将下面的材料逐字照抄一遍，每一行都保持原样，不做任何改动。
═════ 任务材料
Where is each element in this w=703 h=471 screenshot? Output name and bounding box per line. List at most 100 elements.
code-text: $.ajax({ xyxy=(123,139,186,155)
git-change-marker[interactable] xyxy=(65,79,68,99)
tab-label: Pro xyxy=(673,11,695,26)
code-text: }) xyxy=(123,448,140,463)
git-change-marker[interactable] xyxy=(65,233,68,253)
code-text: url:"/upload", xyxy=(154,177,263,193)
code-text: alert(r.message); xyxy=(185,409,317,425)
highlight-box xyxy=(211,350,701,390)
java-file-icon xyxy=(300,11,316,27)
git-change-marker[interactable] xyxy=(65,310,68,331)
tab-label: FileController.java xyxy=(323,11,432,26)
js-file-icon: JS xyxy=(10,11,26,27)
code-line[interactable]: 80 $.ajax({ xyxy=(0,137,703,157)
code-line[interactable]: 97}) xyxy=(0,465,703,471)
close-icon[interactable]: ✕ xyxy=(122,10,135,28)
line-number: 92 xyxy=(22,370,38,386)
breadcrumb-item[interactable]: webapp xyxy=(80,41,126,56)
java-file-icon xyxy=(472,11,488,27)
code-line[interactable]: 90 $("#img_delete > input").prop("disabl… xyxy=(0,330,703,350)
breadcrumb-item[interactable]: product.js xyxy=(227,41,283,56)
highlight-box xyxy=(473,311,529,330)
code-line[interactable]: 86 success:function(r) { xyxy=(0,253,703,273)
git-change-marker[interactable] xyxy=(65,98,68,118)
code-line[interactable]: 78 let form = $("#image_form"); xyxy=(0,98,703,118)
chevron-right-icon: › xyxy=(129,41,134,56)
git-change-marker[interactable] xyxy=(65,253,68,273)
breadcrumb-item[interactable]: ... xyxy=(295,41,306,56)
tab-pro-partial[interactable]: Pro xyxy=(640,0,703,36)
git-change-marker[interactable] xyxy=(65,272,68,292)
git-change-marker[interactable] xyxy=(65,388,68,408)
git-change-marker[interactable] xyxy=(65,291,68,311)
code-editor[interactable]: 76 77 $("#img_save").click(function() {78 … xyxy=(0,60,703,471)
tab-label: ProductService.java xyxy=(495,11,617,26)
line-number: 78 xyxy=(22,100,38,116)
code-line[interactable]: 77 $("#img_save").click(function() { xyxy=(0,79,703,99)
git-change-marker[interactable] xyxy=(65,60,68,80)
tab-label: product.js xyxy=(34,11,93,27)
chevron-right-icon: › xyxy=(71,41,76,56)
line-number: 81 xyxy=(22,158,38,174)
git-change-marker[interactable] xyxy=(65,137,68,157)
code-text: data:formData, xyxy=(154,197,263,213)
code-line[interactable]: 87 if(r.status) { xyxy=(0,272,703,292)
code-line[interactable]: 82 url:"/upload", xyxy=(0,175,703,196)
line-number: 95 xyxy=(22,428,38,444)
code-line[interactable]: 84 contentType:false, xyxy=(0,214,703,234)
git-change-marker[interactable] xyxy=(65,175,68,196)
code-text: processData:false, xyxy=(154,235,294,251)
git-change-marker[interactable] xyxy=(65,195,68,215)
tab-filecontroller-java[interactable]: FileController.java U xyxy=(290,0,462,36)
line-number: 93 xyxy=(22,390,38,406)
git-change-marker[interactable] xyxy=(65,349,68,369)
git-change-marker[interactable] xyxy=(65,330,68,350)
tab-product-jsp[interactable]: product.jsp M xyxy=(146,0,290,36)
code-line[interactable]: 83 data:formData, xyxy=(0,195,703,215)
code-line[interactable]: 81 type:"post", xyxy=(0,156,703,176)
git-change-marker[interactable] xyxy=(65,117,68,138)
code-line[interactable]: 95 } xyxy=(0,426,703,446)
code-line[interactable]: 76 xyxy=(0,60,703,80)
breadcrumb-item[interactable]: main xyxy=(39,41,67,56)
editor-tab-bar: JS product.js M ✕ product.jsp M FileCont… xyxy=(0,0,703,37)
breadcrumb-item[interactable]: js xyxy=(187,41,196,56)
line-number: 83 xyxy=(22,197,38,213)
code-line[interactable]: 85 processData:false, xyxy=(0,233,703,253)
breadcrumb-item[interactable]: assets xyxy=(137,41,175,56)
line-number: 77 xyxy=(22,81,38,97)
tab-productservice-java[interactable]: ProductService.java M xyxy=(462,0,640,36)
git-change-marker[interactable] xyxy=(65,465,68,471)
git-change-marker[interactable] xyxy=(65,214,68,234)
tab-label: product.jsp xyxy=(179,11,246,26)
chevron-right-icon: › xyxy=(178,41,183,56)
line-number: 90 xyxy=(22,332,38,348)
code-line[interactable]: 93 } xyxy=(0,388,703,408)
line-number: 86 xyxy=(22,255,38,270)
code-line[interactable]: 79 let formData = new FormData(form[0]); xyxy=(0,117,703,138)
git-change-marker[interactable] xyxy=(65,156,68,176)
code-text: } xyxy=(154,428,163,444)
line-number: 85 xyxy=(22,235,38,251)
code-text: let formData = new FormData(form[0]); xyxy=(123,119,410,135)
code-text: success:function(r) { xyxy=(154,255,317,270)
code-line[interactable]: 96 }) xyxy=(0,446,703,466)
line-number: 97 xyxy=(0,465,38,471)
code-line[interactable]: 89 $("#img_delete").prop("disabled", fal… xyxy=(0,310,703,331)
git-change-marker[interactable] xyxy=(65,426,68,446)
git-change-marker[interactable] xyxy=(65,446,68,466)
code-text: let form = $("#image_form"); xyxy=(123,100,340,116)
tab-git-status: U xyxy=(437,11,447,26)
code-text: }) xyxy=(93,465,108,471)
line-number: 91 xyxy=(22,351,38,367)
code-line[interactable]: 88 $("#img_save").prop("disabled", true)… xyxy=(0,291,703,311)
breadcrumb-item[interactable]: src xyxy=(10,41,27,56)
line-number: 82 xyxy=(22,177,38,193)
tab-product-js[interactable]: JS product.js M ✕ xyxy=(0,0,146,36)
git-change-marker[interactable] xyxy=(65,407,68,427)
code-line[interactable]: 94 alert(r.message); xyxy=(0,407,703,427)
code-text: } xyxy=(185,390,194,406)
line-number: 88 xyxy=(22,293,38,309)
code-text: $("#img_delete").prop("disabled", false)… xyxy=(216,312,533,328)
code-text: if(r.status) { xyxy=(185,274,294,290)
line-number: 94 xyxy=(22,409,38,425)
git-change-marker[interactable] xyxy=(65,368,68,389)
══════════
■ 完整答案:
Where is each element in this w=703 h=471 screenshot? Output name and bounding box per line. List at most 100 elements.
code-text: $.ajax({ xyxy=(123,139,186,155)
git-change-marker[interactable] xyxy=(65,79,68,99)
tab-label: Pro xyxy=(673,11,695,26)
code-text: }) xyxy=(123,448,140,463)
git-change-marker[interactable] xyxy=(65,233,68,253)
code-text: url:"/upload", xyxy=(154,177,263,193)
code-text: alert(r.message); xyxy=(185,409,317,425)
highlight-box xyxy=(211,350,701,390)
java-file-icon xyxy=(300,11,316,27)
git-change-marker[interactable] xyxy=(65,310,68,331)
tab-label: FileController.java xyxy=(323,11,432,26)
js-file-icon: JS xyxy=(10,11,26,27)
code-line[interactable]: 80 $.ajax({ xyxy=(0,137,703,157)
code-line[interactable]: 97}) xyxy=(0,465,703,471)
close-icon[interactable]: ✕ xyxy=(122,10,135,28)
line-number: 92 xyxy=(22,370,38,386)
breadcrumb-item[interactable]: webapp xyxy=(80,41,126,56)
java-file-icon xyxy=(472,11,488,27)
code-line[interactable]: 90 $("#img_delete > input").prop("disabl… xyxy=(0,330,703,350)
breadcrumb-item[interactable]: product.js xyxy=(227,41,283,56)
highlight-box xyxy=(473,311,529,330)
code-line[interactable]: 86 success:function(r) { xyxy=(0,253,703,273)
git-change-marker[interactable] xyxy=(65,98,68,118)
code-line[interactable]: 78 let form = $("#image_form"); xyxy=(0,98,703,118)
chevron-right-icon: › xyxy=(129,41,134,56)
git-change-marker[interactable] xyxy=(65,253,68,273)
breadcrumb-item[interactable]: ... xyxy=(295,41,306,56)
tab-pro-partial[interactable]: Pro xyxy=(640,0,703,36)
git-change-marker[interactable] xyxy=(65,272,68,292)
git-change-marker[interactable] xyxy=(65,388,68,408)
git-change-marker[interactable] xyxy=(65,291,68,311)
code-editor[interactable]: 76 77 $("#img_save").click(function() {78 … xyxy=(0,60,703,471)
tab-label: ProductService.java xyxy=(495,11,617,26)
line-number: 78 xyxy=(22,100,38,116)
code-line[interactable]: 77 $("#img_save").click(function() { xyxy=(0,79,703,99)
git-change-marker[interactable] xyxy=(65,60,68,80)
tab-label: product.js xyxy=(34,11,93,27)
chevron-right-icon: › xyxy=(71,41,76,56)
line-number: 81 xyxy=(22,158,38,174)
git-change-marker[interactable] xyxy=(65,137,68,157)
code-text: data:formData, xyxy=(154,197,263,213)
code-line[interactable]: 87 if(r.status) { xyxy=(0,272,703,292)
code-line[interactable]: 82 url:"/upload", xyxy=(0,175,703,196)
line-number: 95 xyxy=(22,428,38,444)
code-line[interactable]: 84 contentType:false, xyxy=(0,214,703,234)
git-change-marker[interactable] xyxy=(65,175,68,196)
code-text: processData:false, xyxy=(154,235,294,251)
git-change-marker[interactable] xyxy=(65,195,68,215)
tab-filecontroller-java[interactable]: FileController.java U xyxy=(290,0,462,36)
line-number: 93 xyxy=(22,390,38,406)
git-change-marker[interactable] xyxy=(65,349,68,369)
git-change-marker[interactable] xyxy=(65,330,68,350)
tab-product-jsp[interactable]: product.jsp M xyxy=(146,0,290,36)
code-line[interactable]: 83 data:formData, xyxy=(0,195,703,215)
code-line[interactable]: 81 type:"post", xyxy=(0,156,703,176)
git-change-marker[interactable] xyxy=(65,117,68,138)
code-line[interactable]: 95 } xyxy=(0,426,703,446)
code-line[interactable]: 76 xyxy=(0,60,703,80)
breadcrumb-item[interactable]: main xyxy=(39,41,67,56)
editor-tab-bar: JS product.js M ✕ product.jsp M FileCont… xyxy=(0,0,703,37)
breadcrumb-item[interactable]: js xyxy=(187,41,196,56)
line-number: 83 xyxy=(22,197,38,213)
code-line[interactable]: 85 processData:false, xyxy=(0,233,703,253)
breadcrumb-item[interactable]: assets xyxy=(137,41,175,56)
line-number: 77 xyxy=(22,81,38,97)
tab-productservice-java[interactable]: ProductService.java M xyxy=(462,0,640,36)
git-change-marker[interactable] xyxy=(65,465,68,471)
git-change-marker[interactable] xyxy=(65,214,68,234)
tab-label: product.jsp xyxy=(179,11,246,26)
chevron-right-icon: › xyxy=(178,41,183,56)
line-number: 90 xyxy=(22,332,38,348)
code-line[interactable]: 93 } xyxy=(0,388,703,408)
line-number: 86 xyxy=(22,255,38,270)
code-line[interactable]: 79 let formData = new FormData(form[0]); xyxy=(0,117,703,138)
git-change-marker[interactable] xyxy=(65,156,68,176)
code-text: } xyxy=(154,428,163,444)
line-number: 85 xyxy=(22,235,38,251)
code-text: let formData = new FormData(form[0]); xyxy=(123,119,410,135)
code-text: success:function(r) { xyxy=(154,255,317,270)
code-line[interactable]: 96 }) xyxy=(0,446,703,466)
line-number: 97 xyxy=(0,465,38,471)
code-line[interactable]: 89 $("#img_delete").prop("disabled", fal… xyxy=(0,310,703,331)
git-change-marker[interactable] xyxy=(65,426,68,446)
git-change-marker[interactable] xyxy=(65,446,68,466)
code-text: let form = $("#image_form"); xyxy=(123,100,340,116)
tab-git-status: U xyxy=(437,11,447,26)
code-text: }) xyxy=(93,465,108,471)
line-number: 91 xyxy=(22,351,38,367)
code-line[interactable]: 88 $("#img_save").prop("disabled", true)… xyxy=(0,291,703,311)
breadcrumb-item[interactable]: src xyxy=(10,41,27,56)
line-number: 82 xyxy=(22,177,38,193)
tab-product-js[interactable]: JS product.js M ✕ xyxy=(0,0,146,36)
git-change-marker[interactable] xyxy=(65,407,68,427)
code-line[interactable]: 94 alert(r.message); xyxy=(0,407,703,427)
code-text: } xyxy=(185,390,194,406)
line-number: 88 xyxy=(22,293,38,309)
code-text: $("#img_delete").prop("disabled", false)… xyxy=(216,312,533,328)
code-text: if(r.status) { xyxy=(185,274,294,290)
line-number: 94 xyxy=(22,409,38,425)
git-change-marker[interactable] xyxy=(65,368,68,389)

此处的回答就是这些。